→ Exercise aim:
Transcribe every record exactly as it appears.

[Dataset listings of figures]
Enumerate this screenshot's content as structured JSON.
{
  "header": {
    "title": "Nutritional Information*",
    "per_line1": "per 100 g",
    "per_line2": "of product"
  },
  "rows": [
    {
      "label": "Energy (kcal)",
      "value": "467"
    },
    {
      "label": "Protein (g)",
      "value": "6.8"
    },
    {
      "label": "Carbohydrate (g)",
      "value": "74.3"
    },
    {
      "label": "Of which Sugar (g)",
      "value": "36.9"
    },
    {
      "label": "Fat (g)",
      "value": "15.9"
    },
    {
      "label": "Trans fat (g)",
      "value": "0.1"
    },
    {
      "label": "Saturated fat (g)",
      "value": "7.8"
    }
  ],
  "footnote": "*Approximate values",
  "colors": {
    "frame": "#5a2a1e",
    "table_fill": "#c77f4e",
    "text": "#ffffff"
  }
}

→ Answer section:
Enumerate this screenshot's content as structured JSON.
{
  "header": {
    "title": "Nutritional Information*",
    "per_line1": "per 100 g",
    "per_line2": "of product"
  },
  "rows": [
    {
      "label": "Energy (kcal)",
      "value": "467"
    },
    {
      "label": "Protein (g)",
      "value": "6.8"
    },
    {
      "label": "Carbohydrate (g)",
      "value": "74.3"
    },
    {
      "label": "Of which Sugar (g)",
      "value": "36.9"
    },
    {
      "label": "Fat (g)",
      "value": "15.9"
    },
    {
      "label": "Trans fat (g)",
      "value": "0.1"
    },
    {
      "label": "Saturated fat (g)",
      "value": "7.8"
    }
  ],
  "footnote": "*Approximate values",
  "colors": {
    "frame": "#5a2a1e",
    "table_fill": "#c77f4e",
    "text": "#ffffff"
  }
}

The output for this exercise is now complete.